## EXTRACTED INFORMATION:
────────────────
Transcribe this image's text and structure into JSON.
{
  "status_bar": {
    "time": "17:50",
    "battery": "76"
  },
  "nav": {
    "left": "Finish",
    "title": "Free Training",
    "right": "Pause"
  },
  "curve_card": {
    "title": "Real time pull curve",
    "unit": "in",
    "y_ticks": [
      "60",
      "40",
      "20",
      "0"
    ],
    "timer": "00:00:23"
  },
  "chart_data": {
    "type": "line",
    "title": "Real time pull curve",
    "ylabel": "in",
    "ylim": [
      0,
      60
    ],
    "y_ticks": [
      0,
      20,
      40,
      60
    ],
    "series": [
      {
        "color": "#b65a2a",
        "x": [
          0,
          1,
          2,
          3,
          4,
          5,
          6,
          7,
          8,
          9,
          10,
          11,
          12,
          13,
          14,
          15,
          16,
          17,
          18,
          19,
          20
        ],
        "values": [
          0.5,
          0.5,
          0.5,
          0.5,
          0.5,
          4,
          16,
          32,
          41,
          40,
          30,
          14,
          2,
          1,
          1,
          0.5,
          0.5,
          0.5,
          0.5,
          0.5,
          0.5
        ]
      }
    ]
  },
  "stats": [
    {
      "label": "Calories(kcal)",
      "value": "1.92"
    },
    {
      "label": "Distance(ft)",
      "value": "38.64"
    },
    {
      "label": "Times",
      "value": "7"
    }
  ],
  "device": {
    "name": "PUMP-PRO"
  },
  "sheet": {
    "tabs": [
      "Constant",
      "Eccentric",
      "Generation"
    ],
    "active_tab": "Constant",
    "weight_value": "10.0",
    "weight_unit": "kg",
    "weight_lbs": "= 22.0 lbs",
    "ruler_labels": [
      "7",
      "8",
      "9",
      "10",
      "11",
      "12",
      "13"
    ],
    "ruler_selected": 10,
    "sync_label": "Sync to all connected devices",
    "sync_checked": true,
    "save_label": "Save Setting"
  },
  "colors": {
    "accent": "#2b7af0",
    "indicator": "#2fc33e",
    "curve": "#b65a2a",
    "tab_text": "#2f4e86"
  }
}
────────────────
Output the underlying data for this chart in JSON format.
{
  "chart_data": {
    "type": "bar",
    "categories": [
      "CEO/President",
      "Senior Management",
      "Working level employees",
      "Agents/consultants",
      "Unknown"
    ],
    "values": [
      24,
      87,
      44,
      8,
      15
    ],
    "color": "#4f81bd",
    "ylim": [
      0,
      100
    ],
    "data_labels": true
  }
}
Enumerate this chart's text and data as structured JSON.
────────────────
## YOUR INSTRUCTIONS:
Retype only what lies between the line bearing "Output the underlying" and the line bearing "Enumerate this chart's", keeping both of those lines.

## FINISHED TASK:
Output the underlying data for this chart in JSON format.
{
  "chart_data": {
    "type": "bar",
    "categories": [
      "CEO/President",
      "Senior Management",
      "Working level employees",
      "Agents/consultants",
      "Unknown"
    ],
    "values": [
      24,
      87,
      44,
      8,
      15
    ],
    "color": "#4f81bd",
    "ylim": [
      0,
      100
    ],
    "data_labels": true
  }
}
Enumerate this chart's text and data as structured JSON.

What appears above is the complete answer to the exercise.